§ GIVEN PASSAGE:
-------

What does the value (123) in "Semantic Analysis [123]" mean?

Hello all,

we all should know that, when we run “zig build run”, we see a steps [A/B] zig build-exe NAME TARGET MCPU... Semantic Analysis [???] ... . Recently I asked myself what the value in the Semantic Analysis (??? in my example) means.
I looked in the Zig repository and I found std.Progress, but I found the sema_prog_node (which is, I guess, responsible for Semantic Analysis [???] not very often, so I was not able to get the desired information.
Now, what is this value for? For the count of functions, statements or whatever?

Looking forwards,
Samuel Fiedler

1 Like

It is a counter. In each node when end() is called the parent counter is increased.
There two places that semantic analysis string is used as a node name: in Module.zig for testing and in Compile.zig for normal compilation. Following the code, children nodes are added for subcompilation. I gave up there, but I believe that it creates more grand children for declarations. So my guess is: total number of declarations.

2 Likes

Sounds logical. Perhaps I will take a look at mitchellh’s zig compiler internals and get a bit into the Zig source code to find out more interesting things about the compiler and to learn more things that are used frequently in Zig.

1 Like

Hi! This is basically just a confirmation of what was said above, but yes, the number you see is the number of declarations which have been semantically analyzed. The function ensureDeclAnalyzed in Module.zig creates decl_prog_node to represent the analysis of this declaration, and the end call is what increments the number.

One small complexity: technically, it is the number of Decls analyzed, which is an internal compiler datastructure which is not in one-to-one correspondence with source declarations. In fact, it can be very far off! There’s one Decl for every source declaration – after instantiation, so a declaration in a generic type will have a separate Decl for every instantiation – but there’s also one for every generic function instance, and an extra one for every container type. The reasons are… subtle, and weird, and not worth going into right now :stuck_out_tongue:

5 Likes

Sounds logical for me, thanks!

-------

§ DIRECTIVES:
A: In the thread, which function in Module.zig creates decl_prog_node?
B: Recast the part of the listing from the line with "table-row: [393, 392, 741, 411]" up to and including the line with "table-row: [29, 813, 377, 832]" as a numbered list, skipping any blank lines.
The thread and the listing come from unrelated sources.

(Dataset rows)
-------

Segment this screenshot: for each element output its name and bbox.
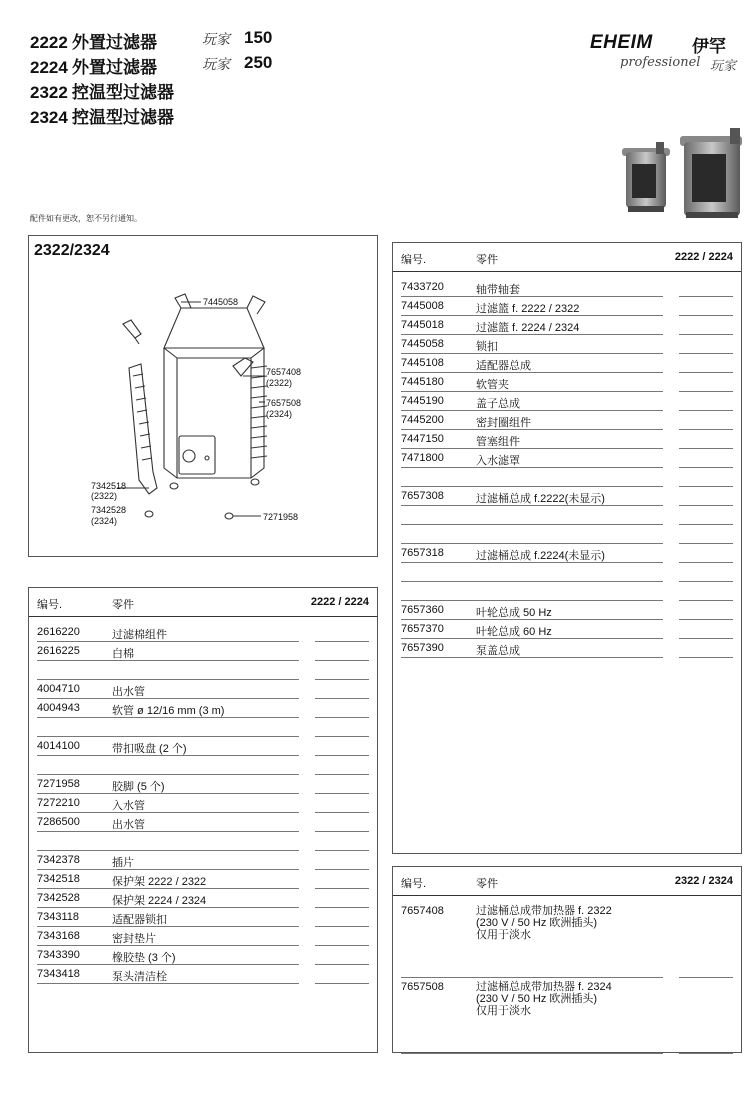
table-row: [393, 392, 741, 411]
diagram-label: (2324): [266, 409, 293, 419]
part-number: 7272210: [37, 797, 80, 809]
table-row: [393, 620, 741, 639]
table-row: [393, 902, 741, 978]
part-description: 入水管: [112, 800, 145, 812]
part-number: 7445018: [401, 319, 444, 331]
parts-table: [29, 588, 377, 984]
diagram-label: 7657508: [266, 398, 302, 408]
part-number: 4004943: [37, 702, 80, 714]
parts-table-left: [28, 587, 378, 1053]
model-size: 150: [244, 28, 273, 47]
part-number: 7286500: [37, 816, 80, 828]
table-row: [393, 544, 741, 563]
exploded-diagram-panel: [28, 235, 378, 557]
part-description: 带扣吸盘 (2 个): [112, 743, 187, 755]
qty-rule: [679, 657, 733, 658]
header-col2: 零件: [476, 878, 498, 890]
table-row: [29, 813, 377, 832]
table-row: [393, 316, 741, 335]
table-row: [29, 623, 377, 642]
header-col1: 编号.: [401, 878, 427, 890]
model-code: 2222: [30, 33, 68, 52]
part-description-line: 过滤桶总成带加热器 f. 2322: [476, 905, 612, 917]
part-number: 7657308: [401, 490, 444, 502]
header-col1: 编号.: [401, 254, 427, 266]
part-description: 插片: [112, 857, 134, 869]
table-header: [393, 243, 741, 266]
part-description: 密封垫片: [112, 933, 156, 945]
part-number: 7343168: [37, 930, 80, 942]
part-description: [476, 981, 612, 1017]
diagram-label: 7657408: [266, 367, 302, 377]
part-description: 盖子总成: [476, 398, 520, 410]
model-name: 外置过滤器: [72, 58, 157, 77]
part-number: 7343118: [37, 911, 80, 923]
table-row: [393, 525, 741, 544]
part-description: 密封圈组件: [476, 417, 531, 429]
model-code: 2224: [30, 58, 68, 77]
header-col2: 零件: [112, 599, 134, 611]
model-code: 2324: [30, 108, 68, 127]
table-row: [29, 851, 377, 870]
table-row: [29, 794, 377, 813]
row-rule: [401, 657, 663, 658]
part-description: 白棉: [112, 648, 134, 660]
header-col2: 零件: [476, 254, 498, 266]
part-number: 7657390: [401, 642, 444, 654]
parts-table-right-top: [392, 242, 742, 854]
part-description: 保护架 2222 / 2322: [112, 876, 207, 888]
part-description: 泵盖总成: [476, 645, 520, 657]
table-row: [393, 430, 741, 449]
row-rule: [401, 1053, 663, 1054]
table-row: [393, 354, 741, 373]
header-col1: 编号.: [37, 599, 63, 611]
part-number: 2616220: [37, 626, 80, 638]
part-description: 管塞组件: [476, 436, 520, 448]
part-description: 轴带轴套: [476, 284, 520, 296]
table-row: [29, 699, 377, 718]
table-row: [393, 582, 741, 601]
table-row: [393, 978, 741, 1054]
model-code: 2322: [30, 83, 68, 102]
brand-sub: professionel: [620, 55, 701, 70]
table-row: [29, 908, 377, 927]
table-row: [393, 297, 741, 316]
table-row: [29, 965, 377, 984]
diagram-label: 7445058: [203, 297, 239, 307]
part-description: 保护架 2224 / 2324: [112, 895, 207, 907]
part-number: 7657360: [401, 604, 444, 616]
part-description: 过滤桶总成 f.2224(未显示): [476, 550, 605, 562]
diagram-label: 7342528: [91, 505, 127, 515]
table-row: [29, 756, 377, 775]
table-row: [29, 737, 377, 756]
part-description: [476, 905, 612, 941]
part-number: 2616225: [37, 645, 80, 657]
part-number: 7342378: [37, 854, 80, 866]
diagram-label: 7271958: [263, 512, 299, 522]
part-description: 叶轮总成 50 Hz: [476, 607, 552, 619]
table-row: [29, 680, 377, 699]
header-col3: 2222 / 2224: [310, 596, 369, 608]
part-description: 过滤棉组件: [112, 629, 167, 641]
part-number: 7342518: [37, 873, 80, 885]
part-description: 软管 ø 12/16 mm (3 m): [112, 705, 225, 717]
model-size: 250: [244, 53, 273, 72]
exploded-diagram: [29, 236, 379, 558]
title-line-4: [30, 103, 174, 128]
part-description: 过滤篮 f. 2222 / 2322: [476, 303, 580, 315]
part-description: 出水管: [112, 686, 145, 698]
part-number: 7657408: [401, 905, 444, 917]
table-header: [29, 588, 377, 611]
part-number: 7657370: [401, 623, 444, 635]
part-number: 7657508: [401, 981, 444, 993]
table-row: [393, 278, 741, 297]
part-description: 软管夹: [476, 379, 509, 391]
model-script: 玩家: [202, 57, 230, 73]
table-row: [393, 601, 741, 620]
header-col3: 2222 / 2224: [674, 251, 733, 263]
title-line-1: [30, 28, 273, 53]
table-row: [393, 335, 741, 354]
row-rule: [37, 983, 299, 984]
part-number: 7445200: [401, 414, 444, 426]
part-number: 7433720: [401, 281, 444, 293]
model-name: 外置过滤器: [72, 33, 157, 52]
part-number: 7271958: [37, 778, 80, 790]
part-description: 橡胶垫 (3 个): [112, 952, 176, 964]
part-description: 过滤桶总成 f.2222(未显示): [476, 493, 605, 505]
part-description: 出水管: [112, 819, 145, 831]
part-number: 7471800: [401, 452, 444, 464]
part-description: 泵头清洁栓: [112, 971, 167, 983]
model-name: 控温型过滤器: [72, 108, 174, 127]
table-row: [29, 832, 377, 851]
part-description: 适配器总成: [476, 360, 531, 372]
product-photo: [618, 128, 748, 220]
brand-logo: [590, 32, 750, 77]
parts-table: [393, 243, 741, 658]
part-description: 叶轮总成 60 Hz: [476, 626, 552, 638]
part-number: 7343390: [37, 949, 80, 961]
model-script: 玩家: [202, 32, 230, 48]
diagram-label: 7342518: [91, 481, 127, 491]
part-number: 4014100: [37, 740, 80, 752]
diagram-label: (2322): [91, 491, 118, 501]
table-row: [393, 373, 741, 392]
diagram-label: (2322): [266, 378, 293, 388]
table-row: [29, 927, 377, 946]
part-description: 适配器锁扣: [112, 914, 167, 926]
part-description: 入水滤罩: [476, 455, 520, 467]
part-description-line: 仅用于淡水: [476, 929, 531, 941]
diagram-label: (2324): [91, 516, 118, 526]
brand-name-cn: 伊罕: [692, 37, 726, 56]
part-description-line: (230 V / 50 Hz 欧洲插头): [476, 917, 598, 929]
brand-name: EHEIM: [590, 32, 653, 53]
part-number: 4004710: [37, 683, 80, 695]
part-number: 7445180: [401, 376, 444, 388]
part-number: 7342528: [37, 892, 80, 904]
header-col3: 2322 / 2324: [674, 875, 733, 887]
part-description: 锁扣: [476, 341, 498, 353]
brand-sub-cn: 玩家: [710, 59, 737, 74]
part-number: 7343418: [37, 968, 80, 980]
table-header: [393, 867, 741, 890]
table-row: [29, 946, 377, 965]
table-row: [393, 449, 741, 468]
product-titles: [30, 28, 273, 128]
diagram-title: 2322/2324: [34, 242, 110, 259]
change-notice: 配件如有更改，恕不另行通知。: [30, 214, 142, 223]
parts-table: [393, 867, 741, 1054]
qty-rule: [679, 1053, 733, 1054]
title-line-3: [30, 78, 174, 103]
part-description-line: (230 V / 50 Hz 欧洲插头): [476, 993, 598, 1005]
table-row: [29, 718, 377, 737]
part-description: 过滤篮 f. 2224 / 2324: [476, 322, 580, 334]
part-description-line: 过滤桶总成带加热器 f. 2324: [476, 981, 612, 993]
table-row: [29, 889, 377, 908]
part-description-line: 仅用于淡水: [476, 1005, 531, 1017]
part-number: 7657318: [401, 547, 444, 559]
table-row: [29, 642, 377, 661]
table-row: [393, 411, 741, 430]
title-line-2: [30, 53, 273, 78]
table-row: [29, 775, 377, 794]
table-row: [29, 870, 377, 889]
part-number: 7445058: [401, 338, 444, 350]
part-number: 7447150: [401, 433, 444, 445]
part-description: 胶脚 (5 个): [112, 781, 165, 793]
table-row: [393, 468, 741, 487]
table-row: [393, 639, 741, 658]
qty-rule: [315, 983, 369, 984]
part-number: 7445008: [401, 300, 444, 312]
table-row: [29, 661, 377, 680]
part-number: 7445108: [401, 357, 444, 369]
model-name: 控温型过滤器: [72, 83, 174, 102]
table-row: [393, 563, 741, 582]
parts-table-right-bottom: [392, 866, 742, 1053]
table-row: [393, 506, 741, 525]
part-number: 7445190: [401, 395, 444, 407]
table-row: [393, 487, 741, 506]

-------

§ WRITTEN ANSWERS:
A: ensureDeclAnalyzed

B:
1. table-row: [393, 392, 741, 411]
2. diagram-label: (2324): [266, 409, 293, 419]
3. part-number: 7272210: [37, 797, 80, 809]
4. table-row: [393, 620, 741, 639]
5. table-row: [393, 902, 741, 978]
6. part-description: 入水管: [112, 800, 145, 812]
7. part-number: 7445018: [401, 319, 444, 331]
8. parts-table: [29, 588, 377, 984]
9. diagram-label: 7657508: [266, 398, 302, 408]
10. part-number: 4004943: [37, 702, 80, 714]
11. parts-table-left: [28, 587, 378, 1053]
12. model-size: 150: [244, 28, 273, 47]
13. part-number: 7286500: [37, 816, 80, 828]
14. table-row: [393, 544, 741, 563]
15. exploded-diagram-panel: [28, 235, 378, 557]
16. part-description: 带扣吸盘 (2 个): [112, 743, 187, 755]
17. qty-rule: [679, 657, 733, 658]
18. header-col2: 零件: [476, 878, 498, 890]
19. table-row: [29, 813, 377, 832]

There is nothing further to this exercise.